— Aim —
Lines holding the string "среднего" are the ones to copy from this listing.
+ + + + + + +
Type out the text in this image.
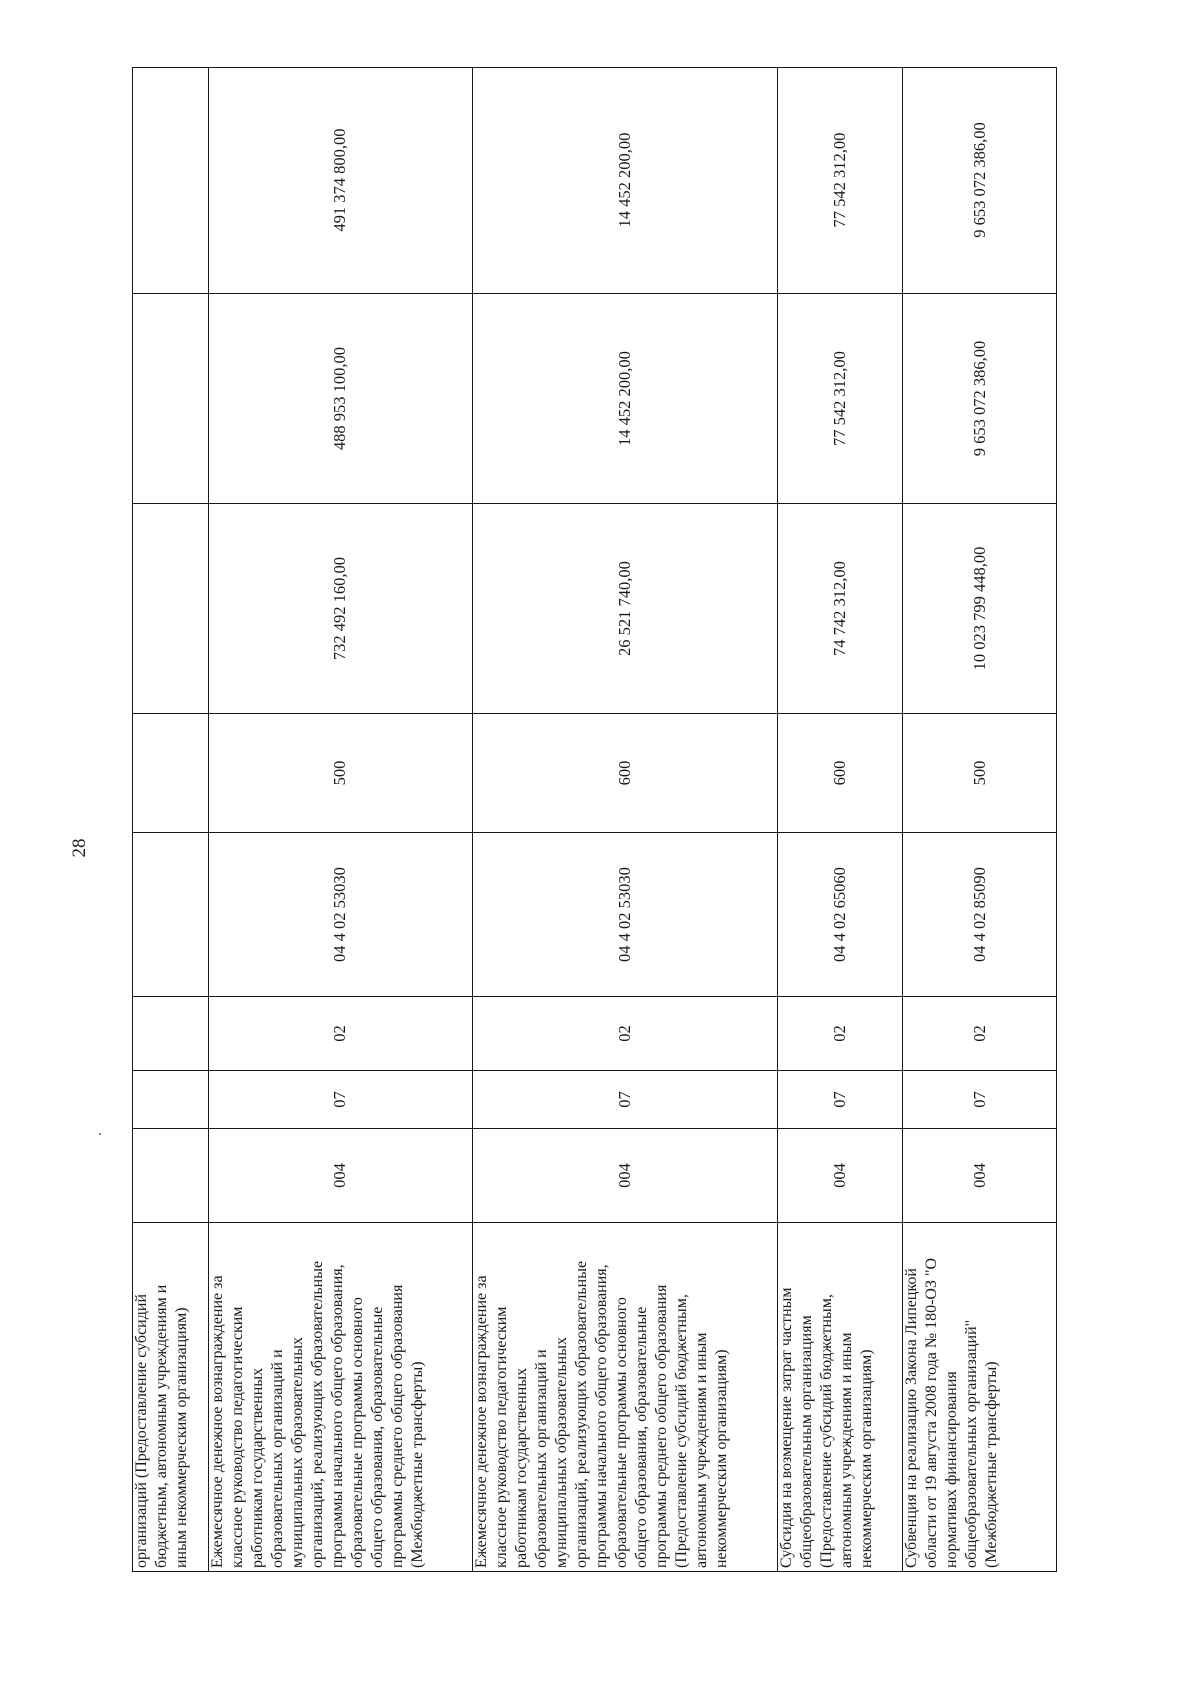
28
организаций (Предоставление субсидий бюджетным, автономным учреждениям и иным некоммерческим организациям) Ежемесячное денежное вознаграждение за классное руководство педагогическим работникам государственных образовательных организаций и муниципальных образовательных организаций, реализующих образовательные программы начального общего образования, образовательные программы основного общего образования, образовательные программы среднего общего образования (Межбюджетные трансферты)
004
07
02
04 4 02 53030
500
732 492 160,00
488 953 100,00
491 374 800,00
Ежемесячное денежное вознаграждение за классное руководство педагогическим работникам государственных образовательных организаций и муниципальных образовательных организаций, реализующих образовательные программы начального общего образования, образовательные программы основного общего образования, образовательные программы среднего общего образования (Предоставление субсидий бюджетным, автономным учреждениям и иным некоммерческим организациям)
004
07
02
04 4 02 53030
600
26 521 740,00
14 452 200,00
14 452 200,00
Субсидия на возмещение затрат частным общеобразовательным организациям (Предоставление субсидий бюджетным, автономным учреждениям и иным некоммерческим организациям)
004
07
02
04 4 02 65060
600
74 742 312,00
77 542 312,00
77 542 312,00
Субвенция на реализацию Закона Липецкой области от 19 августа 2008 года № 180-ОЗ "О нормативах финансирования общеобразовательных организаций" (Межбюджетные трансферты)
004
07
02
04 4 02 85090
500
10 023 799 448,00
9 653 072 386,00
9 653 072 386,00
+ + + + + + +
— Finished answer —
организаций (Предоставление субсидий бюджетным, автономным учреждениям и иным некоммерческим организациям) Ежемесячное денежное вознаграждение за классное руководство педагогическим работникам государственных образовательных организаций и муниципальных образовательных организаций, реализующих образовательные программы начального общего образования, образовательные программы основного общего образования, образовательные программы среднего общего образования (Межбюджетные трансферты)
Ежемесячное денежное вознаграждение за классное руководство педагогическим работникам государственных образовательных организаций и муниципальных образовательных организаций, реализующих образовательные программы начального общего образования, образовательные программы основного общего образования, образовательные программы среднего общего образования (Предоставление субсидий бюджетным, автономным учреждениям и иным некоммерческим организациям)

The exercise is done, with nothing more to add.